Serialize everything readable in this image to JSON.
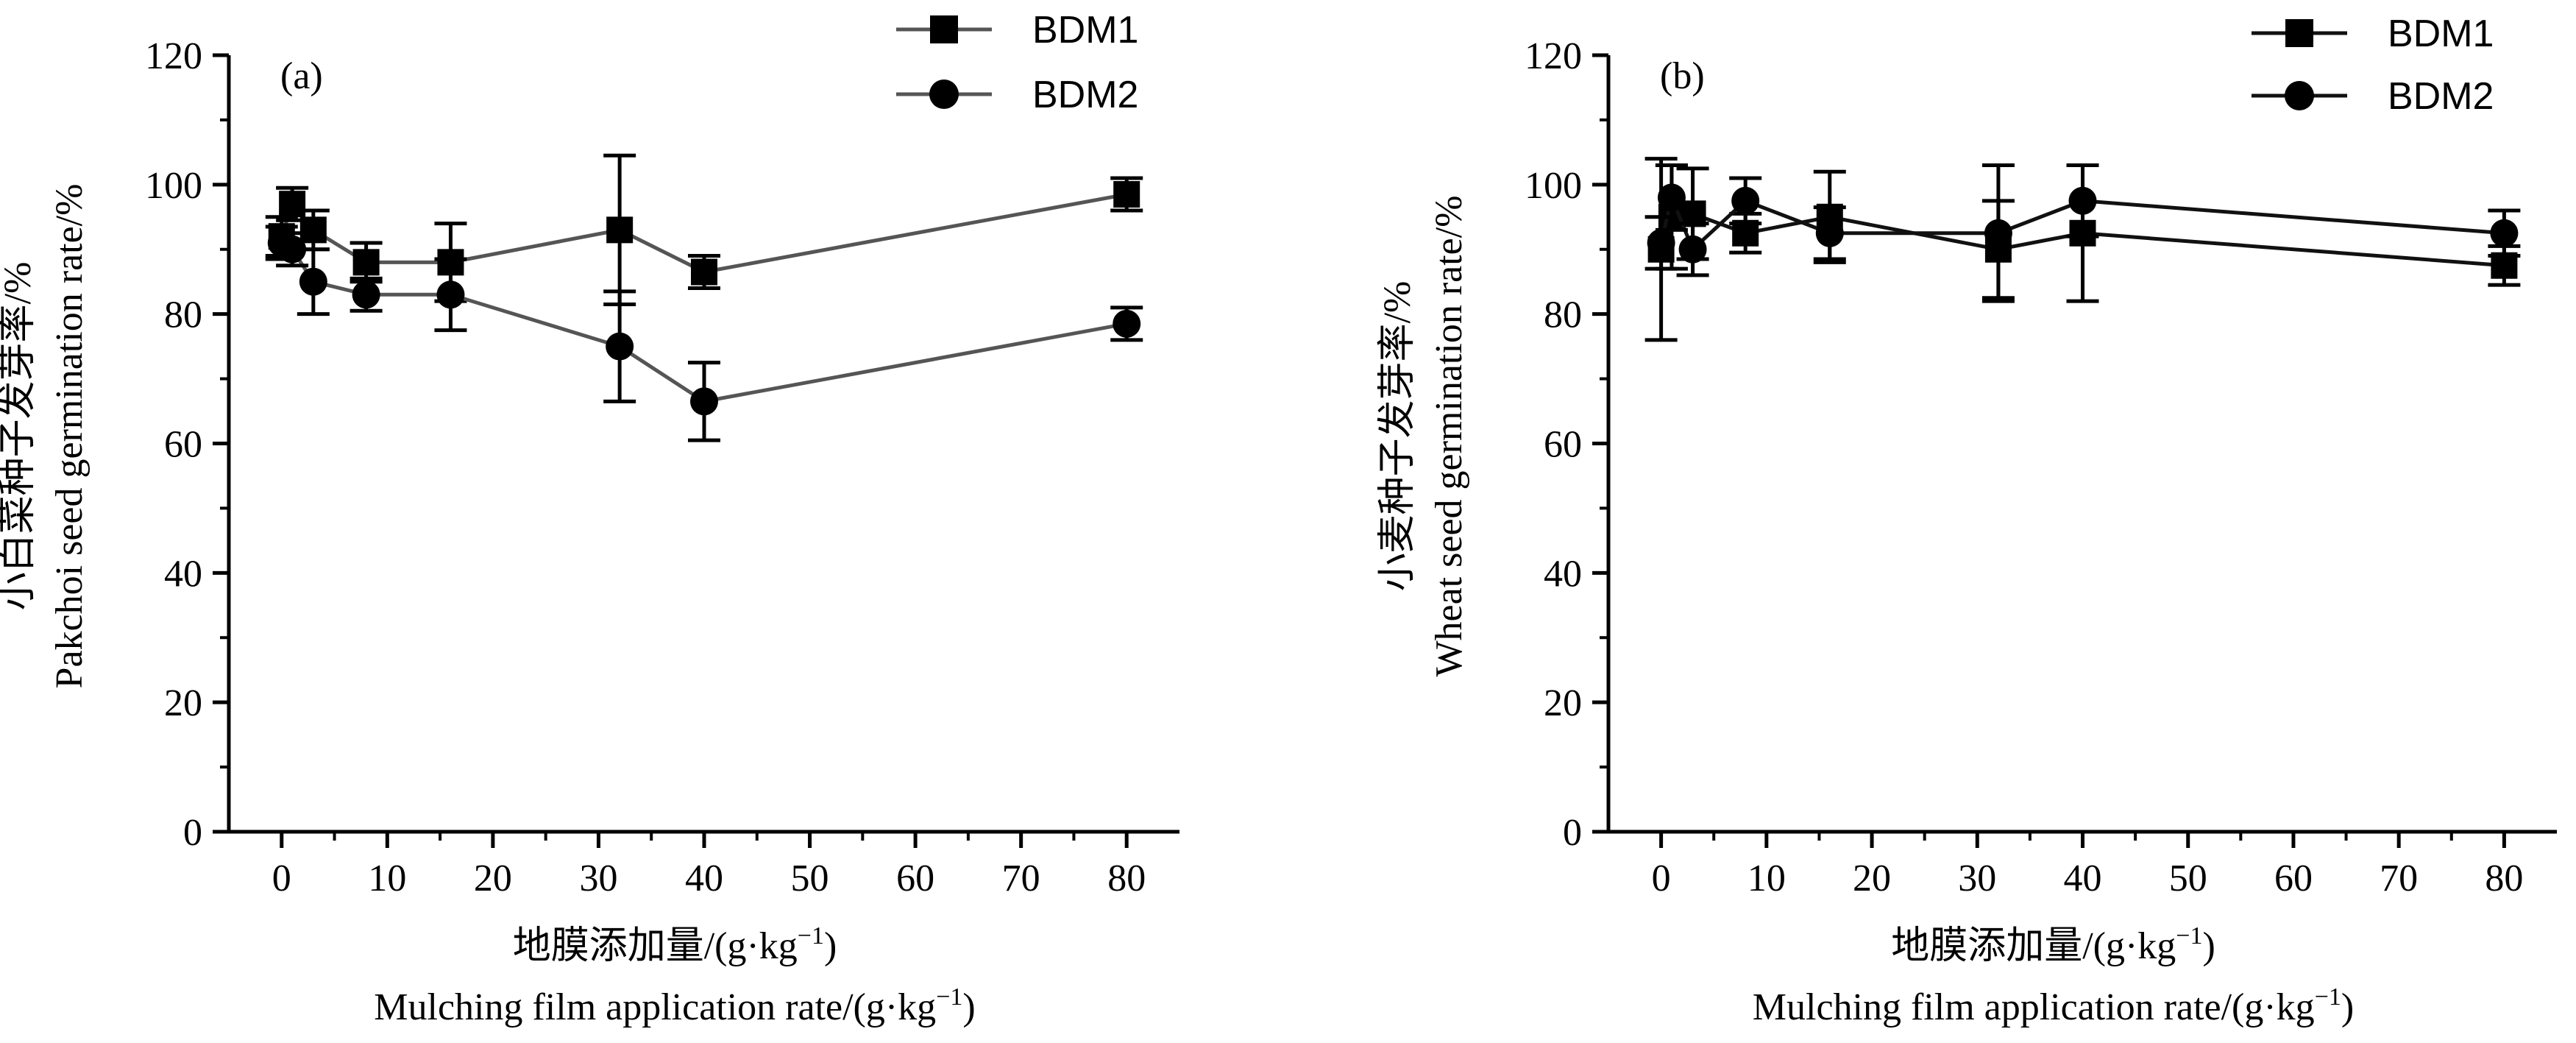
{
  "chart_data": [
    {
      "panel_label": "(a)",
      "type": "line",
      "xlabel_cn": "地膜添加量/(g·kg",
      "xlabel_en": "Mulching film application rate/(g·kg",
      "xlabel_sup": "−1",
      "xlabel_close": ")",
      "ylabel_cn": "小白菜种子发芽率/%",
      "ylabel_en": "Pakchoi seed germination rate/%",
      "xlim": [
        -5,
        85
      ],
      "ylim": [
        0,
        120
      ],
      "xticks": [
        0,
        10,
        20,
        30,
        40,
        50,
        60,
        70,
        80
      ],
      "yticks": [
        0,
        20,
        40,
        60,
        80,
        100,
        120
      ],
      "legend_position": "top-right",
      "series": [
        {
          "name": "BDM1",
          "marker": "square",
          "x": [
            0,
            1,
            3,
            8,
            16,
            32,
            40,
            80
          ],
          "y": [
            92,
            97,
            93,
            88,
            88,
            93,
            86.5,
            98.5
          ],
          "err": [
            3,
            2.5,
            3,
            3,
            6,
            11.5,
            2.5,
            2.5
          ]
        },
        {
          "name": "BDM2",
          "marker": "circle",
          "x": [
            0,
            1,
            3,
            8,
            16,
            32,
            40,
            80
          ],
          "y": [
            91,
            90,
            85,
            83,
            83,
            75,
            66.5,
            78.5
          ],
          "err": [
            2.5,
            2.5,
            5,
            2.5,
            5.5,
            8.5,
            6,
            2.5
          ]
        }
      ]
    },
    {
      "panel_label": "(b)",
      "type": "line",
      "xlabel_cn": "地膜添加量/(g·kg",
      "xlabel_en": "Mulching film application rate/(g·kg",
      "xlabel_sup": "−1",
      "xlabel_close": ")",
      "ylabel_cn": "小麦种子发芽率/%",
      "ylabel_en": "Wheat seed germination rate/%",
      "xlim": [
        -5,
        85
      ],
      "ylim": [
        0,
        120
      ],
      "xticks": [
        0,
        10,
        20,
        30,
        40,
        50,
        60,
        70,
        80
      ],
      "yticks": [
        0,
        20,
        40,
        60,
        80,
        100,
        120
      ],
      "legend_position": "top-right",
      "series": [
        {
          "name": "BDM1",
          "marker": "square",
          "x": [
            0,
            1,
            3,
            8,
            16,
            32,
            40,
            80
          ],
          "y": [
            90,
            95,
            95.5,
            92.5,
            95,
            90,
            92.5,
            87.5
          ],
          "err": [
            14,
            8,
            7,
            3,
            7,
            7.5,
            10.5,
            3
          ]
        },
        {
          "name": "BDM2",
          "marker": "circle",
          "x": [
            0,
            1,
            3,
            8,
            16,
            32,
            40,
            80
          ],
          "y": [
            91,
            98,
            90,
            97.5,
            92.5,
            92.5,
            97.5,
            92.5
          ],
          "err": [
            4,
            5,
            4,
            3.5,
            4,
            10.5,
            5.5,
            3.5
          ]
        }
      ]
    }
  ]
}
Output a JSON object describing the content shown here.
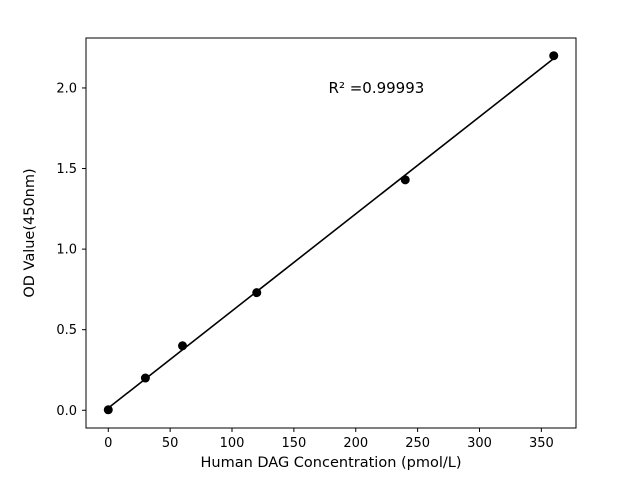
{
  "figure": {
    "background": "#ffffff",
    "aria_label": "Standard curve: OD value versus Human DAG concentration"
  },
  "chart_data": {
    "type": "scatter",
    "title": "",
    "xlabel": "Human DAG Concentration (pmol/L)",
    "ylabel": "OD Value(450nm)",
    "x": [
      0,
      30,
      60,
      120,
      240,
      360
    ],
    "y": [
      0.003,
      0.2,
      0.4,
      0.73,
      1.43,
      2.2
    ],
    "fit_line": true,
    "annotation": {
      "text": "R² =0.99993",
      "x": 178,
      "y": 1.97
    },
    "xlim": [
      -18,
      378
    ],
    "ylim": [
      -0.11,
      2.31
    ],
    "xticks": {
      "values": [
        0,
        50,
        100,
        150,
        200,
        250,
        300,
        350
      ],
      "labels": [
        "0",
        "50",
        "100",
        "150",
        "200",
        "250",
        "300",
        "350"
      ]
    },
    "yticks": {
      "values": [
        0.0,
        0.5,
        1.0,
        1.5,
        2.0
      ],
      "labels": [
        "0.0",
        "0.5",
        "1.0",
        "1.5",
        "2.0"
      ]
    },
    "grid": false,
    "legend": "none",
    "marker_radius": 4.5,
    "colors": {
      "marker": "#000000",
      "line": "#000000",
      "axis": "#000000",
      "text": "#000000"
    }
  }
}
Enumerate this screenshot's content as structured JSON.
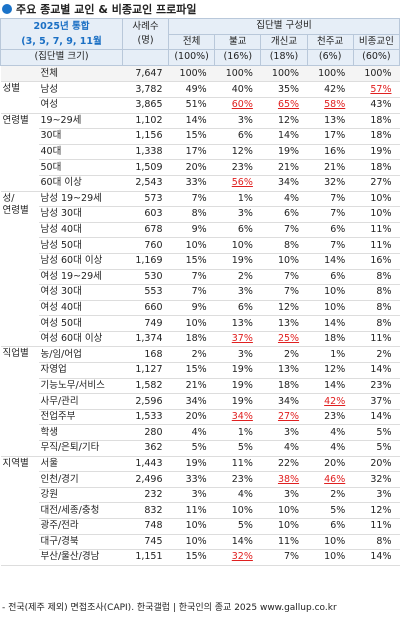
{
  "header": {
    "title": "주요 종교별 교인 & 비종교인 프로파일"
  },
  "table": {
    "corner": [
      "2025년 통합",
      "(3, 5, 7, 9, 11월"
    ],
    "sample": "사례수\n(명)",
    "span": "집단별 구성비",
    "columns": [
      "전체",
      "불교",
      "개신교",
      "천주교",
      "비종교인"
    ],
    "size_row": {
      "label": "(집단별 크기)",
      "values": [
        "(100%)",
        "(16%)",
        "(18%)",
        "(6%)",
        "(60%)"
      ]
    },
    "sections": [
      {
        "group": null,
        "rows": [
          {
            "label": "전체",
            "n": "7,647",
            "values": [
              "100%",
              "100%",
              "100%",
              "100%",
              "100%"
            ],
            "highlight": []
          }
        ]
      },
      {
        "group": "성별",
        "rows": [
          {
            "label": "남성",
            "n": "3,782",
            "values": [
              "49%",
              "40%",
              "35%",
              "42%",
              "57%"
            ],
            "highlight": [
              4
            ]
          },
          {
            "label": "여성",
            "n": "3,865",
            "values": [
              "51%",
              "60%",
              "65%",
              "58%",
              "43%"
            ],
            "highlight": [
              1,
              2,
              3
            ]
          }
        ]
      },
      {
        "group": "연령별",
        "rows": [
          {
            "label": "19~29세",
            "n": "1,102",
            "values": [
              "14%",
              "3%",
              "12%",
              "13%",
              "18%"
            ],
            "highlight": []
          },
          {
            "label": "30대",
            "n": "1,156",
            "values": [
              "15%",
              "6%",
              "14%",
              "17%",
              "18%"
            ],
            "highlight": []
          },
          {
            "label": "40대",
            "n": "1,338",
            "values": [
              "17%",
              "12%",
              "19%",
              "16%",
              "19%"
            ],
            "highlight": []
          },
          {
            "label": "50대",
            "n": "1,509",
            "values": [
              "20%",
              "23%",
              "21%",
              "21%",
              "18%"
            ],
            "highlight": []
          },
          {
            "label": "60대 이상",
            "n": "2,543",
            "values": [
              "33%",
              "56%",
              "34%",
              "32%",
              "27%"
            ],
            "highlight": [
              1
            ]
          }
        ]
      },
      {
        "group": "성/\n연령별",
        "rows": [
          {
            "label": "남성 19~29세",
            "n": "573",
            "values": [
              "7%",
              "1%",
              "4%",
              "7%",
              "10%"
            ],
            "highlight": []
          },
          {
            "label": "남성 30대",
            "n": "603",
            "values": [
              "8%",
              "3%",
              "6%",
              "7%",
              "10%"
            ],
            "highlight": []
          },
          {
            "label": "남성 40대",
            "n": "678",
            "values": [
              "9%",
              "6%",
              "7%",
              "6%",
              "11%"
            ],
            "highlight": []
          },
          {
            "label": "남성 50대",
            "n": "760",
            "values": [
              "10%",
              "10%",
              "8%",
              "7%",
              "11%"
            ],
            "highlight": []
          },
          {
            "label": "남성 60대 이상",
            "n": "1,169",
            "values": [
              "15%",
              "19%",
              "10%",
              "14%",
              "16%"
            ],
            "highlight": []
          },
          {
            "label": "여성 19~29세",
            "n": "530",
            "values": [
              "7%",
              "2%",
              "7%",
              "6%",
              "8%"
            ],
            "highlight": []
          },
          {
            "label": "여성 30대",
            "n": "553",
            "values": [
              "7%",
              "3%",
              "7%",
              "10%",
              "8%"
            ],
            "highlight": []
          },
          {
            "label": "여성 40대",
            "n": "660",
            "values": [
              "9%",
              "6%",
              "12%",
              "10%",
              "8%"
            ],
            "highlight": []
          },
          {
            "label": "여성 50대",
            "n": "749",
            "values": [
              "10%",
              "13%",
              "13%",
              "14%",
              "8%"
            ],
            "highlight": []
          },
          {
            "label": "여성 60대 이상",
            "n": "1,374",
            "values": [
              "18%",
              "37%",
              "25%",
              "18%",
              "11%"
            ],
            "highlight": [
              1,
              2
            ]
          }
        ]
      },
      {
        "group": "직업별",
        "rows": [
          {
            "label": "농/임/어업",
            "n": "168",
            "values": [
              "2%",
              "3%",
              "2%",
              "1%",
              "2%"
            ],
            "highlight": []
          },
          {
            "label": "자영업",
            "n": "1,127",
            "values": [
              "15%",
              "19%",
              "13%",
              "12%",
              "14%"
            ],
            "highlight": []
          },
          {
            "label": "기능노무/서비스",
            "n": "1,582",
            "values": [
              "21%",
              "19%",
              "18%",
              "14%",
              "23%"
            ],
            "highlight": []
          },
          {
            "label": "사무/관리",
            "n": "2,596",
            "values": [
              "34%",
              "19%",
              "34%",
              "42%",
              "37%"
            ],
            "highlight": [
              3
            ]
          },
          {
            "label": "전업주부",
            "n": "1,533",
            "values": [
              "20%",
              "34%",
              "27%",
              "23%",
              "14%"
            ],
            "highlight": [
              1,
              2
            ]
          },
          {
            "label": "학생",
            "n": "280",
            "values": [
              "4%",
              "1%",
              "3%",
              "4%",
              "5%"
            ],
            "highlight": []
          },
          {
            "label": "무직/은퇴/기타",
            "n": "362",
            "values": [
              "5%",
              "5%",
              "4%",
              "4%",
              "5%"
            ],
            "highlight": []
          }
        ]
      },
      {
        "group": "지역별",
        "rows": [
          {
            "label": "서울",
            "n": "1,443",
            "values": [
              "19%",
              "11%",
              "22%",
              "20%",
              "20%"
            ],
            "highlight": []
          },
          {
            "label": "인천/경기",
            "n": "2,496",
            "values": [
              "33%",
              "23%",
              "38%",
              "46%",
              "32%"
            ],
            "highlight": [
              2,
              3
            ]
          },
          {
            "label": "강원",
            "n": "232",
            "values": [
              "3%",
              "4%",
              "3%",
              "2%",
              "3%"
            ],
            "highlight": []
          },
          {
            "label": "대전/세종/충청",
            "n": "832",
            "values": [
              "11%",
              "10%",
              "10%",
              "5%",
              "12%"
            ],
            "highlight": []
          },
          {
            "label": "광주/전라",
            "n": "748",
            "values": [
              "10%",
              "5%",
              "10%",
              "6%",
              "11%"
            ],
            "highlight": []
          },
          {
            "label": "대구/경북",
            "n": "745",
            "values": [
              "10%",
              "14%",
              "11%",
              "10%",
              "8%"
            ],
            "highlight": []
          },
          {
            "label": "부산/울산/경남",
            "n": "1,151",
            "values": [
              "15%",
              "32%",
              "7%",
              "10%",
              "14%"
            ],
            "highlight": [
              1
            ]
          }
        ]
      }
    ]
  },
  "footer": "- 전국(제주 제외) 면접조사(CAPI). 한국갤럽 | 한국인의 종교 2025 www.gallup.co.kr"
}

++++++++++

• Exercise prompt:
Find every line with the word "seed" and state how many there are, with no other words.

• Solution to the exercise:
2